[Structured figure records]
## Start

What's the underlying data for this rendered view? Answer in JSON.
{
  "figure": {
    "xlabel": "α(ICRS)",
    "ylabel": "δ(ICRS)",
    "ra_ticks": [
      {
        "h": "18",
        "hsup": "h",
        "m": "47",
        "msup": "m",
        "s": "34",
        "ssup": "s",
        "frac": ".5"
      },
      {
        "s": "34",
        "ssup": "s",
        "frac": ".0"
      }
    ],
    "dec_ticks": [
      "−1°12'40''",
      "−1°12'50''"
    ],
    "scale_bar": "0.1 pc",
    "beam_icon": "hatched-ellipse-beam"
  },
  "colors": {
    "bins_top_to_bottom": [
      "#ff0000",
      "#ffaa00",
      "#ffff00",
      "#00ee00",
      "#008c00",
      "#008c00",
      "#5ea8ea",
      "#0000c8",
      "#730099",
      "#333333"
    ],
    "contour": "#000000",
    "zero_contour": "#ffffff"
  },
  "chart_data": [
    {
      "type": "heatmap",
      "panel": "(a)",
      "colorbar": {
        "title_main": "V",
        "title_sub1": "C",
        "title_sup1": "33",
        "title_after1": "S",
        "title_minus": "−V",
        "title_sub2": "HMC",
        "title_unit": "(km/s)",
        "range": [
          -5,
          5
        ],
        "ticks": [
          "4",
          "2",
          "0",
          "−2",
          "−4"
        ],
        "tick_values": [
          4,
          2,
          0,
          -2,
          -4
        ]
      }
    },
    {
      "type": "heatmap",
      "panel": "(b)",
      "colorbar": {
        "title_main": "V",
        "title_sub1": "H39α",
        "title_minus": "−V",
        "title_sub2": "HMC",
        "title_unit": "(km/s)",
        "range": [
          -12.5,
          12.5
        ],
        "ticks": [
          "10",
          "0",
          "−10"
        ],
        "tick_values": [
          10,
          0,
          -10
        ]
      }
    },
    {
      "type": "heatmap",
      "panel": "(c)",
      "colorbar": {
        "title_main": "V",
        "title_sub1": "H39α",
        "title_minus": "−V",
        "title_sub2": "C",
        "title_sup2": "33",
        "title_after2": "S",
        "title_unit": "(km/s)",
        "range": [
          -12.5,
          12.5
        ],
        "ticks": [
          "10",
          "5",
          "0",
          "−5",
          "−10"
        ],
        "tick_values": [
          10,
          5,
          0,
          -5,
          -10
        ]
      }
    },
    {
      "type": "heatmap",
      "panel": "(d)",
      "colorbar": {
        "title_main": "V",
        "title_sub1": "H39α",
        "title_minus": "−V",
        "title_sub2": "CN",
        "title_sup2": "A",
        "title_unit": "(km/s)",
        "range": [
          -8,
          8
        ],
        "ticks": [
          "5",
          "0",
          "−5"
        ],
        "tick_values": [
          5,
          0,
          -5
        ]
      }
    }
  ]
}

## End

Short task ::
Give the records above again, word for word.

The response ::
What's the underlying data for this rendered view? Answer in JSON.
{
  "figure": {
    "xlabel": "α(ICRS)",
    "ylabel": "δ(ICRS)",
    "ra_ticks": [
      {
        "h": "18",
        "hsup": "h",
        "m": "47",
        "msup": "m",
        "s": "34",
        "ssup": "s",
        "frac": ".5"
      },
      {
        "s": "34",
        "ssup": "s",
        "frac": ".0"
      }
    ],
    "dec_ticks": [
      "−1°12'40''",
      "−1°12'50''"
    ],
    "scale_bar": "0.1 pc",
    "beam_icon": "hatched-ellipse-beam"
  },
  "colors": {
    "bins_top_to_bottom": [
      "#ff0000",
      "#ffaa00",
      "#ffff00",
      "#00ee00",
      "#008c00",
      "#008c00",
      "#5ea8ea",
      "#0000c8",
      "#730099",
      "#333333"
    ],
    "contour": "#000000",
    "zero_contour": "#ffffff"
  },
  "chart_data": [
    {
      "type": "heatmap",
      "panel": "(a)",
      "colorbar": {
        "title_main": "V",
        "title_sub1": "C",
        "title_sup1": "33",
        "title_after1": "S",
        "title_minus": "−V",
        "title_sub2": "HMC",
        "title_unit": "(km/s)",
        "range": [
          -5,
          5
        ],
        "ticks": [
          "4",
          "2",
          "0",
          "−2",
          "−4"
        ],
        "tick_values": [
          4,
          2,
          0,
          -2,
          -4
        ]
      }
    },
    {
      "type": "heatmap",
      "panel": "(b)",
      "colorbar": {
        "title_main": "V",
        "title_sub1": "H39α",
        "title_minus": "−V",
        "title_sub2": "HMC",
        "title_unit": "(km/s)",
        "range": [
          -12.5,
          12.5
        ],
        "ticks": [
          "10",
          "0",
          "−10"
        ],
        "tick_values": [
          10,
          0,
          -10
        ]
      }
    },
    {
      "type": "heatmap",
      "panel": "(c)",
      "colorbar": {
        "title_main": "V",
        "title_sub1": "H39α",
        "title_minus": "−V",
        "title_sub2": "C",
        "title_sup2": "33",
        "title_after2": "S",
        "title_unit": "(km/s)",
        "range": [
          -12.5,
          12.5
        ],
        "ticks": [
          "10",
          "5",
          "0",
          "−5",
          "−10"
        ],
        "tick_values": [
          10,
          5,
          0,
          -5,
          -10
        ]
      }
    },
    {
      "type": "heatmap",
      "panel": "(d)",
      "colorbar": {
        "title_main": "V",
        "title_sub1": "H39α",
        "title_minus": "−V",
        "title_sub2": "CN",
        "title_sup2": "A",
        "title_unit": "(km/s)",
        "range": [
          -8,
          8
        ],
        "ticks": [
          "5",
          "0",
          "−5"
        ],
        "tick_values": [
          5,
          0,
          -5
        ]
      }
    }
  ]
}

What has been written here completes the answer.